EXERCISE AIM: Copy out each line of the material in which the word "annotation" appears.

ENTRIES:
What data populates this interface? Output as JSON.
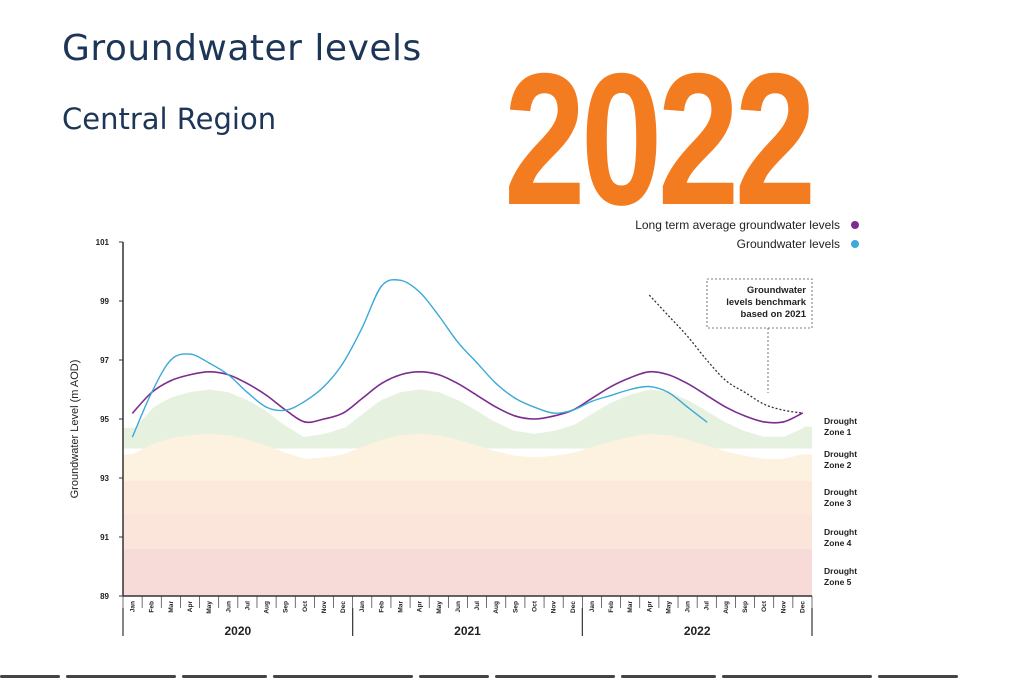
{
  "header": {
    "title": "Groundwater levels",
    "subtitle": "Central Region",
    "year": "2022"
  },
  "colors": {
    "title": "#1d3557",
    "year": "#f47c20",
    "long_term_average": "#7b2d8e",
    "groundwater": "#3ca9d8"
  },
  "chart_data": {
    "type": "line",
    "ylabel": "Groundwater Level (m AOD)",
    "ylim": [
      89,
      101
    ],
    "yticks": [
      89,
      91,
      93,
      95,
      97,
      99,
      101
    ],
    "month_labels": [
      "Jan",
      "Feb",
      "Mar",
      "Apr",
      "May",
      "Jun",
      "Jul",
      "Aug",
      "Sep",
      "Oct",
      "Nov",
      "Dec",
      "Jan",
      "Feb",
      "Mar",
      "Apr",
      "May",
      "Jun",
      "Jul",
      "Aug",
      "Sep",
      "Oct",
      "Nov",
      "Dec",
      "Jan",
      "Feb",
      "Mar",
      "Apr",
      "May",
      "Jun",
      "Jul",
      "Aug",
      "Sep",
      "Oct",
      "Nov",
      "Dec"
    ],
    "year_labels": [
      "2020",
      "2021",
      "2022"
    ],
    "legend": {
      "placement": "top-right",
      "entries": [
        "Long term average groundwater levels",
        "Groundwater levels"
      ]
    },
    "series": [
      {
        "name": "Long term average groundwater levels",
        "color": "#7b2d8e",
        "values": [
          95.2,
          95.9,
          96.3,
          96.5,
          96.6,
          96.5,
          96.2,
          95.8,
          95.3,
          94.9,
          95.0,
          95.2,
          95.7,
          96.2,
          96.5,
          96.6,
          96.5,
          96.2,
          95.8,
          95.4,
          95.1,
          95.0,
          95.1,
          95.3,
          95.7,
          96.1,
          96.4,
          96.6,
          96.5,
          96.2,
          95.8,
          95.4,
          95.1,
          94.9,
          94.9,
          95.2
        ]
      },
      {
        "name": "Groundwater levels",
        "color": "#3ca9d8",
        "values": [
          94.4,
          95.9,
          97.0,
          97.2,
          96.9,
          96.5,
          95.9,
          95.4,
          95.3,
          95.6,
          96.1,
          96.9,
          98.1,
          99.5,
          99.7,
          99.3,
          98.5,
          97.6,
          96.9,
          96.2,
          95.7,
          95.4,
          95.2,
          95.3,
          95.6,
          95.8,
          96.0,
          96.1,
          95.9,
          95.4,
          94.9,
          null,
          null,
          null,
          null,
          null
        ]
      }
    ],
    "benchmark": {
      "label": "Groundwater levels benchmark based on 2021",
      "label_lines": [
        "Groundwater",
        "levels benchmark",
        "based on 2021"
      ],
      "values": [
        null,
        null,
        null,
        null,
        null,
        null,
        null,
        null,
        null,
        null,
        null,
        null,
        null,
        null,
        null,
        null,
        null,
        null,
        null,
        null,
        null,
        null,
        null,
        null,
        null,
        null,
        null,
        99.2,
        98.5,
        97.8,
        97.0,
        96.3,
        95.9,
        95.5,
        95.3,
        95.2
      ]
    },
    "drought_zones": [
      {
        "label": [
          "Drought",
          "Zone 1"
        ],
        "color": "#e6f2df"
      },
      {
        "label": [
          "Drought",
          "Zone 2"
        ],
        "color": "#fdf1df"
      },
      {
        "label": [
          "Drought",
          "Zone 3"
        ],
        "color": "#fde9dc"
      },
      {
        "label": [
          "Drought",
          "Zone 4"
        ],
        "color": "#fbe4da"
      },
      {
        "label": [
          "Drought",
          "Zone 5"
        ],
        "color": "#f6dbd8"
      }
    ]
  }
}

--

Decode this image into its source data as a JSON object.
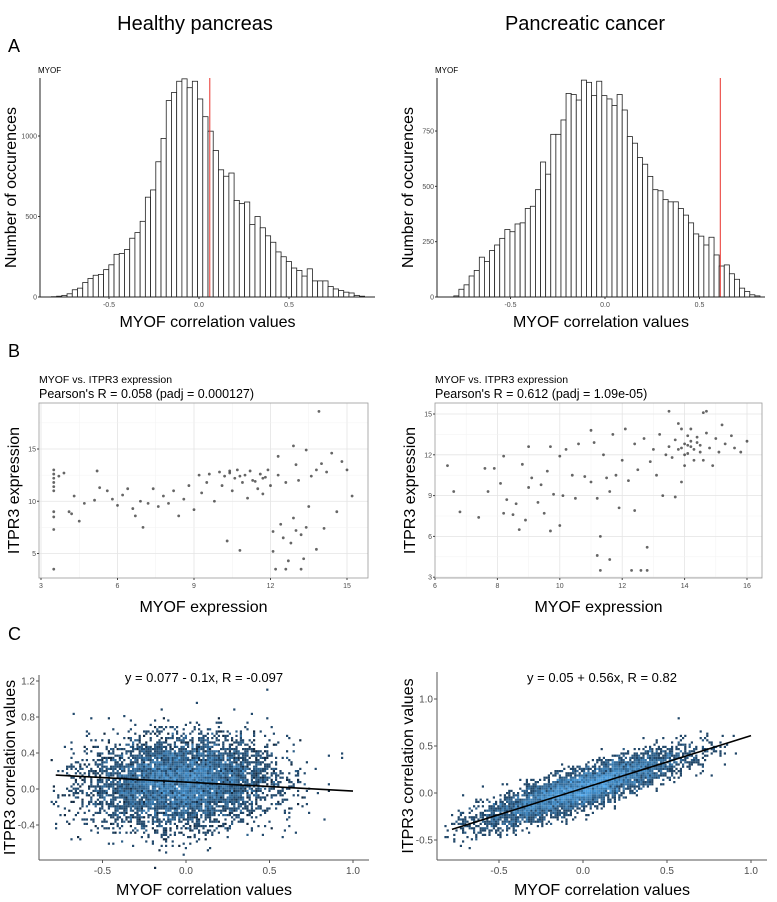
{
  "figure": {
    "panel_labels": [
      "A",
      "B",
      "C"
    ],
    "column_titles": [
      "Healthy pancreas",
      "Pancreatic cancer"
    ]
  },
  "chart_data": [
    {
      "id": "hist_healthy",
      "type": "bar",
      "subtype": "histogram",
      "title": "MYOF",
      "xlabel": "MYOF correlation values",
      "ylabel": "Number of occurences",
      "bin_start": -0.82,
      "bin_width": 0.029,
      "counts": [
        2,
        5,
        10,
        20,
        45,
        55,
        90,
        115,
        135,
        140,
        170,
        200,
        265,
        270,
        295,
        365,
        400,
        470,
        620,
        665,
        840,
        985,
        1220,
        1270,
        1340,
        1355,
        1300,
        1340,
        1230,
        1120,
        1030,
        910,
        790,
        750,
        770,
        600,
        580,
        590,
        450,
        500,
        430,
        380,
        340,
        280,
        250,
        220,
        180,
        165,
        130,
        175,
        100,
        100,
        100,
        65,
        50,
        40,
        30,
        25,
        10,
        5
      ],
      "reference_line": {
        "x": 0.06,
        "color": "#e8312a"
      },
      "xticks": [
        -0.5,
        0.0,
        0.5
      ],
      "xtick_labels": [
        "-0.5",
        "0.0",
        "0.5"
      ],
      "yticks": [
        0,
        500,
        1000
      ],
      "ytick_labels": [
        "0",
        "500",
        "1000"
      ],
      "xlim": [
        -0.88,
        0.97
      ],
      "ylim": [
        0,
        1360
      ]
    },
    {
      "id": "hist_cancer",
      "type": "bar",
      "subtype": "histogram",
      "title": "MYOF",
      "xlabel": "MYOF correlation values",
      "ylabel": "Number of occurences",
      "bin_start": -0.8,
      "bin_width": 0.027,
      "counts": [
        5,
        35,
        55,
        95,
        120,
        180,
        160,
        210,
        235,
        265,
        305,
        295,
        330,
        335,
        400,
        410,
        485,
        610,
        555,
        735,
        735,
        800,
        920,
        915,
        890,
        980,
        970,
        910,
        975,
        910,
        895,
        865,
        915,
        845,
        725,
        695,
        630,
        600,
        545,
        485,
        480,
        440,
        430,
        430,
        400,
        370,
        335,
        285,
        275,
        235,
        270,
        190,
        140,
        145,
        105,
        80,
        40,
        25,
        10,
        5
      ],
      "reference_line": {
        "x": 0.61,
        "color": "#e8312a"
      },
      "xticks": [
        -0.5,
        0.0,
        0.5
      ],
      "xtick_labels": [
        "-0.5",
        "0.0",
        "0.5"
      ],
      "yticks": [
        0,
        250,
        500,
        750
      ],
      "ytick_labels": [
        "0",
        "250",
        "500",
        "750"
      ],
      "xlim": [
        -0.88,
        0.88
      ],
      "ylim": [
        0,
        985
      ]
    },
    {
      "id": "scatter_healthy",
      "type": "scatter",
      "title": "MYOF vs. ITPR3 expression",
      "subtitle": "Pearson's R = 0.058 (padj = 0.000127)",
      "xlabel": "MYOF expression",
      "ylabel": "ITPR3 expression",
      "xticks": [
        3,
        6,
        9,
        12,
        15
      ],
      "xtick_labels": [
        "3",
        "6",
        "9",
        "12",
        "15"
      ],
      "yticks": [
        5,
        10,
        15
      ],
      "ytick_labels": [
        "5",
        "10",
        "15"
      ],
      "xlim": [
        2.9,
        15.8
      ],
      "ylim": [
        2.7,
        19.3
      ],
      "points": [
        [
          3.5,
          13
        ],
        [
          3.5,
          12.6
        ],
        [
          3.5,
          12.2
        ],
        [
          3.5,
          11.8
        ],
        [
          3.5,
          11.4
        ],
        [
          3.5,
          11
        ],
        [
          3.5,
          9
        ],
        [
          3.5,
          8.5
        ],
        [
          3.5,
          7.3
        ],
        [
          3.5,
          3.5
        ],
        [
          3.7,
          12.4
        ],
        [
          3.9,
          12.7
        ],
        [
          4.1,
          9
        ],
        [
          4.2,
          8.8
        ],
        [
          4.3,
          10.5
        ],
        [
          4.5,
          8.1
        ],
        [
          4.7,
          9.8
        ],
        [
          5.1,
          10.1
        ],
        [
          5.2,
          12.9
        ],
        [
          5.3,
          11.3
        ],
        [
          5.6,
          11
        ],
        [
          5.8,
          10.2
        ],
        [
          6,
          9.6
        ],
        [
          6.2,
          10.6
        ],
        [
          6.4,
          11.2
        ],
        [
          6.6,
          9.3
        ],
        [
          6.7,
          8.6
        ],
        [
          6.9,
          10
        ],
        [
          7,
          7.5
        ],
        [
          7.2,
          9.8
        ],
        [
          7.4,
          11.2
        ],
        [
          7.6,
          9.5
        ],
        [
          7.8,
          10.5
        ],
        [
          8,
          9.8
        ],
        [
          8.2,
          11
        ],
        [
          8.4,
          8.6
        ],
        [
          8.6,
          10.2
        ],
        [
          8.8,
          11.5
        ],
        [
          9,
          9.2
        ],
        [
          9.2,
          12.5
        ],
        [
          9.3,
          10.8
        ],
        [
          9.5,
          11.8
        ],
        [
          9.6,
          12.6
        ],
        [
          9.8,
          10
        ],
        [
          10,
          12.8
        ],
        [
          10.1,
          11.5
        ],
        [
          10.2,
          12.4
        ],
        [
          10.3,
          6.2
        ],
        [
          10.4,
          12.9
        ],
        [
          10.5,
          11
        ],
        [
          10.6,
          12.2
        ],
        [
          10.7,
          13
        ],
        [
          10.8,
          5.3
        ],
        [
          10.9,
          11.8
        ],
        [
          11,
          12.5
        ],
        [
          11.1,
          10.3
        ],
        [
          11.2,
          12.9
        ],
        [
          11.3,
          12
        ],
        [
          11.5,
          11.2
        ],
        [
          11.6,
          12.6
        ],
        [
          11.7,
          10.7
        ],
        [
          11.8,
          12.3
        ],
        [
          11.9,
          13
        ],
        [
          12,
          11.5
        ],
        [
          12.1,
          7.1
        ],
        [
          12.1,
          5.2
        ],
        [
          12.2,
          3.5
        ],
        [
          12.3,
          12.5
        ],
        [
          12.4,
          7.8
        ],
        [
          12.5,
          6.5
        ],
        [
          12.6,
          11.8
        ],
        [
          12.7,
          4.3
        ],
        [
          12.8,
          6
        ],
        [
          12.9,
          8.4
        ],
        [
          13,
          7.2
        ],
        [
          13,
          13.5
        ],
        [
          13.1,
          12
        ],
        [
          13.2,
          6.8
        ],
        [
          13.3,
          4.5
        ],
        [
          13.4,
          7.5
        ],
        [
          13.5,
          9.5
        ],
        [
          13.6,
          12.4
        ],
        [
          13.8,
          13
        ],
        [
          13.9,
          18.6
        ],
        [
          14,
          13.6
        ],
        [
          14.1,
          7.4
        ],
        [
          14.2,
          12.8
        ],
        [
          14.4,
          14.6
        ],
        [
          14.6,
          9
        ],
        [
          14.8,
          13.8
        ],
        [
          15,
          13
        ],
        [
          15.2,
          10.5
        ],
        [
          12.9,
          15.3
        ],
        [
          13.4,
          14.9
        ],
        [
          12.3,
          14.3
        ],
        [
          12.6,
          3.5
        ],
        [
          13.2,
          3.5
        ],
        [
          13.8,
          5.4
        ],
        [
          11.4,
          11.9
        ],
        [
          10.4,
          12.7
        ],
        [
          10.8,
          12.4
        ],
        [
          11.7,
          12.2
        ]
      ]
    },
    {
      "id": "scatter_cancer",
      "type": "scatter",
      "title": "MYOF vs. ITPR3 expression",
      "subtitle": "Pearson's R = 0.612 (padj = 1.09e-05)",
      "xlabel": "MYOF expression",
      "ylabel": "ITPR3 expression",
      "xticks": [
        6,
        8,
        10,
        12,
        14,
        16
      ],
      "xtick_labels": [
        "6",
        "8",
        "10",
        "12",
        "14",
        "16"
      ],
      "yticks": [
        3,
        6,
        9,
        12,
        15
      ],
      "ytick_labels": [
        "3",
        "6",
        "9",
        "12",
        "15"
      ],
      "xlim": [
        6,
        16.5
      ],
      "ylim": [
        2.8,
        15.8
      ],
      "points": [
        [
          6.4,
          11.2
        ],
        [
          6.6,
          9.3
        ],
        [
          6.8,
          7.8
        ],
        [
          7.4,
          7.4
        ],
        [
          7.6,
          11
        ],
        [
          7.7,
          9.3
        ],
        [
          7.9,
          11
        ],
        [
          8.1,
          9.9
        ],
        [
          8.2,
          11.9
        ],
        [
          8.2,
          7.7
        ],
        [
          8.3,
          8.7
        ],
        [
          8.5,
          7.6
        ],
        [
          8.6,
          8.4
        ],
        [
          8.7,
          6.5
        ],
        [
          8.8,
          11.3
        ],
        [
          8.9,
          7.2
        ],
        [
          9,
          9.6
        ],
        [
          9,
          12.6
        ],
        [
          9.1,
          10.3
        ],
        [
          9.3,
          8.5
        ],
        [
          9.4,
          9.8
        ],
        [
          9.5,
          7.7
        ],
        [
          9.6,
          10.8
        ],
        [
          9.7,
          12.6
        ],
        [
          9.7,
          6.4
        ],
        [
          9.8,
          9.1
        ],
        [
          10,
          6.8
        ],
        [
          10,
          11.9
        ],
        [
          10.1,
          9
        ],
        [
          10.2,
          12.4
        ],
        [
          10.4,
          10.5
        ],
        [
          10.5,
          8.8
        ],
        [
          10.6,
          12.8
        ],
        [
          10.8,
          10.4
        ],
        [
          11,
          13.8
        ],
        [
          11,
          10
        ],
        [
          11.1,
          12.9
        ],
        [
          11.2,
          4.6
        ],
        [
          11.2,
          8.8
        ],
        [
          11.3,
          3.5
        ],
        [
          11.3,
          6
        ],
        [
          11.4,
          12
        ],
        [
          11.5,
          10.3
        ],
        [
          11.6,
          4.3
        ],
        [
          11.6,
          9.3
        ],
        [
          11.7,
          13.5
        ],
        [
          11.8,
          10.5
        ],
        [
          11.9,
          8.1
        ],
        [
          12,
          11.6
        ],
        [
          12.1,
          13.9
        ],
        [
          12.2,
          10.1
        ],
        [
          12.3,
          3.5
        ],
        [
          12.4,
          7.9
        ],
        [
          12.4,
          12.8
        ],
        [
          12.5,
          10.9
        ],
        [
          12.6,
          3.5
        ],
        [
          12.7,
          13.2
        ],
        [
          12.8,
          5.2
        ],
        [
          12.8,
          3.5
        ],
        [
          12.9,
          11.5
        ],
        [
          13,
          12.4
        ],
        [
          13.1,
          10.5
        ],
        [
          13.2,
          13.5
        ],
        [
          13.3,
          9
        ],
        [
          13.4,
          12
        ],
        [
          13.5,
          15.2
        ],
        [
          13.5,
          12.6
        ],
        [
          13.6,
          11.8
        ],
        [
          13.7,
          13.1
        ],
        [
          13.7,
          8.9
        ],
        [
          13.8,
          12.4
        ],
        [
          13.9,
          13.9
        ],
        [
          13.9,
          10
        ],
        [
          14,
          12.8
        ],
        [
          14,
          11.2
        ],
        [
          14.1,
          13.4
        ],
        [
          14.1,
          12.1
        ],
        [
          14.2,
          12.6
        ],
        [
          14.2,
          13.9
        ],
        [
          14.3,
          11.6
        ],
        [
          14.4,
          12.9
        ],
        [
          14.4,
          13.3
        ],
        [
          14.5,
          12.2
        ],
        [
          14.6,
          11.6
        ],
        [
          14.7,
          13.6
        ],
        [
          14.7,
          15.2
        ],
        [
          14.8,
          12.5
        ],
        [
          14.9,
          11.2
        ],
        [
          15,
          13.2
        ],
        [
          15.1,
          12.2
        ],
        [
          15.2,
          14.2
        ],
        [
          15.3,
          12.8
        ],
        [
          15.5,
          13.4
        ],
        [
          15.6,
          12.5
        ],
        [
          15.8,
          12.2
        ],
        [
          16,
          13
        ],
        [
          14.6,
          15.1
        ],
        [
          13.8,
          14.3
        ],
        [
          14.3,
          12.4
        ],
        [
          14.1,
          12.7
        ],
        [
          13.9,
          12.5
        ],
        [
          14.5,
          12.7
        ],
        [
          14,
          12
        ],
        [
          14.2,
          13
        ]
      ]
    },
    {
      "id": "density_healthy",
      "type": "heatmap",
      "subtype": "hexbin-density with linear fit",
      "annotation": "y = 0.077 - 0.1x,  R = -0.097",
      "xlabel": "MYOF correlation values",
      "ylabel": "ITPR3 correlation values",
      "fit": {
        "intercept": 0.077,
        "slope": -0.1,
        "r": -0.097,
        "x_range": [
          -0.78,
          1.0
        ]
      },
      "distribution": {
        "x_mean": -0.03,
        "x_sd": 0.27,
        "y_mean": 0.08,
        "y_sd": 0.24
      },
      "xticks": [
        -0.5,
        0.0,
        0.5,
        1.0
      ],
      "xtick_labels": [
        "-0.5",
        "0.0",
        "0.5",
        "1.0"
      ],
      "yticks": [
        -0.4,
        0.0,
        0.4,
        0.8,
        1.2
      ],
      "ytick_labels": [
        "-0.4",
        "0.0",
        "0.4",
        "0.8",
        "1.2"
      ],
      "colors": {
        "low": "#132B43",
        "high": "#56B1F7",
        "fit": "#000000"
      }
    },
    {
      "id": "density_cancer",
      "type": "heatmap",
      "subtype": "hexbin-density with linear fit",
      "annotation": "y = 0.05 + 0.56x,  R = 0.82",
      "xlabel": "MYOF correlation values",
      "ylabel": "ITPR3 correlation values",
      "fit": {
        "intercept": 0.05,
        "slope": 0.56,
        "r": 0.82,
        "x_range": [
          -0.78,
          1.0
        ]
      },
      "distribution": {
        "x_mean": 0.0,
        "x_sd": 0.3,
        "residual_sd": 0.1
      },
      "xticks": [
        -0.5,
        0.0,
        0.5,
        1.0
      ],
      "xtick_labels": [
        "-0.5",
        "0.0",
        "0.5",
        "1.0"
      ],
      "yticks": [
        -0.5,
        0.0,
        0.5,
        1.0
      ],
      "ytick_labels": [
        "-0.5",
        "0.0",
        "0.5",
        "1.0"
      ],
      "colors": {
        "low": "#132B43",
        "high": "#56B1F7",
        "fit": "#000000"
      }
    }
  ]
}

RESULT BELOW:
      "annotation": "y = 0.077 - 0.1x,  R = -0.097",
      "annotation": "y = 0.05 + 0.56x,  R = 0.82",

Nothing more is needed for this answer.